### Exercise directions
Check each line of the listing, and copy it if it contains the word "content".

### Data for the task
— Begin —

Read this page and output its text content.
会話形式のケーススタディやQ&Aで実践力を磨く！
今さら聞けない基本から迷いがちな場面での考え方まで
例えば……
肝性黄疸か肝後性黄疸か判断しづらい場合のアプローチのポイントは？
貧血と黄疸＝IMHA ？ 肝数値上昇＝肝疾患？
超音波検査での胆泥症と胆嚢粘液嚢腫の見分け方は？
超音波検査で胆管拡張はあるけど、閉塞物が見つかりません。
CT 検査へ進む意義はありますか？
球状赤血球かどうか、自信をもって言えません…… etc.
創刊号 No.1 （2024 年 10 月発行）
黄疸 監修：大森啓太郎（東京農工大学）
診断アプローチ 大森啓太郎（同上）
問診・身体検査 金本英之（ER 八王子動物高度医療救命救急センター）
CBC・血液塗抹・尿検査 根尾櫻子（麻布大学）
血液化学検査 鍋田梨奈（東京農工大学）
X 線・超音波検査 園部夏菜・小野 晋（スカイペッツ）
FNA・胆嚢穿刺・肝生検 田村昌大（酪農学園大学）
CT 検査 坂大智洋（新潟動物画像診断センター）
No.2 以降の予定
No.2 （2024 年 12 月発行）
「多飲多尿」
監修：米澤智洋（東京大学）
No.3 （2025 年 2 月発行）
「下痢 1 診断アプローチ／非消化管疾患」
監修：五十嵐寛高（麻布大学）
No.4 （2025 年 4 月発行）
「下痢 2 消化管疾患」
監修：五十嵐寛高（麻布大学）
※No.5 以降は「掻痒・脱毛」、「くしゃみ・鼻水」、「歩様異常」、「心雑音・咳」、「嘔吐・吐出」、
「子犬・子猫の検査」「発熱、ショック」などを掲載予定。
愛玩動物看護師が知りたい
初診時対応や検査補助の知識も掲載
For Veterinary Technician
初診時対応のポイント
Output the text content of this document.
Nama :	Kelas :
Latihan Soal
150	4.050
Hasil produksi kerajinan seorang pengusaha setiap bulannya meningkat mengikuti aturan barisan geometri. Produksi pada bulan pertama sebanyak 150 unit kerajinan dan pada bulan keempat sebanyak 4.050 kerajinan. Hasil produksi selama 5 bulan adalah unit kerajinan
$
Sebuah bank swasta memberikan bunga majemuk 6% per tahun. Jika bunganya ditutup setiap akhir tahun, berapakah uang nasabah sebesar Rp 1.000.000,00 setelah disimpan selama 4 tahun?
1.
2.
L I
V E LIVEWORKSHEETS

— End —

### Response
Read this page and output its text content.
Output the text content of this document.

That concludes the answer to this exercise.